- **GIVEN DATA**

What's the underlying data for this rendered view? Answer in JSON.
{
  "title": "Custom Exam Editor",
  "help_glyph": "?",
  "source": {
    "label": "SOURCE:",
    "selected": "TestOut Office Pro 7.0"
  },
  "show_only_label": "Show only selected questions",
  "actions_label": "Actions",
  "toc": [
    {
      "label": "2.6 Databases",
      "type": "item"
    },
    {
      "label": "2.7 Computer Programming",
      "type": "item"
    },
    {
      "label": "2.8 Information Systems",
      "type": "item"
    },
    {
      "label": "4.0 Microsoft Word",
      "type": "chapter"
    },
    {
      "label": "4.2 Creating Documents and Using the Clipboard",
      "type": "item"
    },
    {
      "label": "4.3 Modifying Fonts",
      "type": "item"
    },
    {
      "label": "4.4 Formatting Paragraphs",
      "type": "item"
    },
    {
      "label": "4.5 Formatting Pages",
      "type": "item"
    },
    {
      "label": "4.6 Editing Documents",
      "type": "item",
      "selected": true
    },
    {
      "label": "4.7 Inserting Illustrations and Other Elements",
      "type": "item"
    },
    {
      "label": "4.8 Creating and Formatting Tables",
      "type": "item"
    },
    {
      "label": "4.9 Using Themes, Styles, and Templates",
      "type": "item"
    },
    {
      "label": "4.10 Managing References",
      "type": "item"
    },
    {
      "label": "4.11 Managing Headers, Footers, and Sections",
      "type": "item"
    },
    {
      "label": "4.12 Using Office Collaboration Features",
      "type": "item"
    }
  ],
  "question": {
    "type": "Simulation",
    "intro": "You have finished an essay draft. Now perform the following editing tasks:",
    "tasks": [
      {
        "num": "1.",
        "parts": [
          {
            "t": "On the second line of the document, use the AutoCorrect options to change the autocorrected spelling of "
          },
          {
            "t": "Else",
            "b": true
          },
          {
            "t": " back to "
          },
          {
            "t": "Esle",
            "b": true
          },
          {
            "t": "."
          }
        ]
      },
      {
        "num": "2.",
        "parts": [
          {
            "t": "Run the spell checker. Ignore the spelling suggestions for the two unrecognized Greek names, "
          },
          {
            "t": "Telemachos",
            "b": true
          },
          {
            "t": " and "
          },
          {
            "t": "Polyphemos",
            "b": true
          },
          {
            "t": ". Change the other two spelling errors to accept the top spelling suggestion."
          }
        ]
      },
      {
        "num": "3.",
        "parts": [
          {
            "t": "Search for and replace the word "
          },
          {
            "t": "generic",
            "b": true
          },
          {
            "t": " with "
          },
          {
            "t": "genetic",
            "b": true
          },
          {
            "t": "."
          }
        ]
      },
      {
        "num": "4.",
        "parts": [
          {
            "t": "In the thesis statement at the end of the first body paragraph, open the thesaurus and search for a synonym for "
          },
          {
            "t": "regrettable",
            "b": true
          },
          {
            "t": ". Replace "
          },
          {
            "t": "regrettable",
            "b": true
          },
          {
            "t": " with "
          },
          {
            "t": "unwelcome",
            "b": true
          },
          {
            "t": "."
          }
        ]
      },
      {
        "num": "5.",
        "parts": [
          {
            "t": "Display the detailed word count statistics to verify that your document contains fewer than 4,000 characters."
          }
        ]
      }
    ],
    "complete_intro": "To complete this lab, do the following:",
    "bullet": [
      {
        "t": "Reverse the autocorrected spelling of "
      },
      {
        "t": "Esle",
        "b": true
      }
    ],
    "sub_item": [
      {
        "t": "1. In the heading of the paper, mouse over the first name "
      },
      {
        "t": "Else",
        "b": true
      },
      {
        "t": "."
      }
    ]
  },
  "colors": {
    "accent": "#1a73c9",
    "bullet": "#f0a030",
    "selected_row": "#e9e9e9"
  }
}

- **SHORT TASK**
Quote all of the entries exactly as they appear.

- **EXPECTED ANSWER**
What's the underlying data for this rendered view? Answer in JSON.
{
  "title": "Custom Exam Editor",
  "help_glyph": "?",
  "source": {
    "label": "SOURCE:",
    "selected": "TestOut Office Pro 7.0"
  },
  "show_only_label": "Show only selected questions",
  "actions_label": "Actions",
  "toc": [
    {
      "label": "2.6 Databases",
      "type": "item"
    },
    {
      "label": "2.7 Computer Programming",
      "type": "item"
    },
    {
      "label": "2.8 Information Systems",
      "type": "item"
    },
    {
      "label": "4.0 Microsoft Word",
      "type": "chapter"
    },
    {
      "label": "4.2 Creating Documents and Using the Clipboard",
      "type": "item"
    },
    {
      "label": "4.3 Modifying Fonts",
      "type": "item"
    },
    {
      "label": "4.4 Formatting Paragraphs",
      "type": "item"
    },
    {
      "label": "4.5 Formatting Pages",
      "type": "item"
    },
    {
      "label": "4.6 Editing Documents",
      "type": "item",
      "selected": true
    },
    {
      "label": "4.7 Inserting Illustrations and Other Elements",
      "type": "item"
    },
    {
      "label": "4.8 Creating and Formatting Tables",
      "type": "item"
    },
    {
      "label": "4.9 Using Themes, Styles, and Templates",
      "type": "item"
    },
    {
      "label": "4.10 Managing References",
      "type": "item"
    },
    {
      "label": "4.11 Managing Headers, Footers, and Sections",
      "type": "item"
    },
    {
      "label": "4.12 Using Office Collaboration Features",
      "type": "item"
    }
  ],
  "question": {
    "type": "Simulation",
    "intro": "You have finished an essay draft. Now perform the following editing tasks:",
    "tasks": [
      {
        "num": "1.",
        "parts": [
          {
            "t": "On the second line of the document, use the AutoCorrect options to change the autocorrected spelling of "
          },
          {
            "t": "Else",
            "b": true
          },
          {
            "t": " back to "
          },
          {
            "t": "Esle",
            "b": true
          },
          {
            "t": "."
          }
        ]
      },
      {
        "num": "2.",
        "parts": [
          {
            "t": "Run the spell checker. Ignore the spelling suggestions for the two unrecognized Greek names, "
          },
          {
            "t": "Telemachos",
            "b": true
          },
          {
            "t": " and "
          },
          {
            "t": "Polyphemos",
            "b": true
          },
          {
            "t": ". Change the other two spelling errors to accept the top spelling suggestion."
          }
        ]
      },
      {
        "num": "3.",
        "parts": [
          {
            "t": "Search for and replace the word "
          },
          {
            "t": "generic",
            "b": true
          },
          {
            "t": " with "
          },
          {
            "t": "genetic",
            "b": true
          },
          {
            "t": "."
          }
        ]
      },
      {
        "num": "4.",
        "parts": [
          {
            "t": "In the thesis statement at the end of the first body paragraph, open the thesaurus and search for a synonym for "
          },
          {
            "t": "regrettable",
            "b": true
          },
          {
            "t": ". Replace "
          },
          {
            "t": "regrettable",
            "b": true
          },
          {
            "t": " with "
          },
          {
            "t": "unwelcome",
            "b": true
          },
          {
            "t": "."
          }
        ]
      },
      {
        "num": "5.",
        "parts": [
          {
            "t": "Display the detailed word count statistics to verify that your document contains fewer than 4,000 characters."
          }
        ]
      }
    ],
    "complete_intro": "To complete this lab, do the following:",
    "bullet": [
      {
        "t": "Reverse the autocorrected spelling of "
      },
      {
        "t": "Esle",
        "b": true
      }
    ],
    "sub_item": [
      {
        "t": "1. In the heading of the paper, mouse over the first name "
      },
      {
        "t": "Else",
        "b": true
      },
      {
        "t": "."
      }
    ]
  },
  "colors": {
    "accent": "#1a73c9",
    "bullet": "#f0a030",
    "selected_row": "#e9e9e9"
  }
}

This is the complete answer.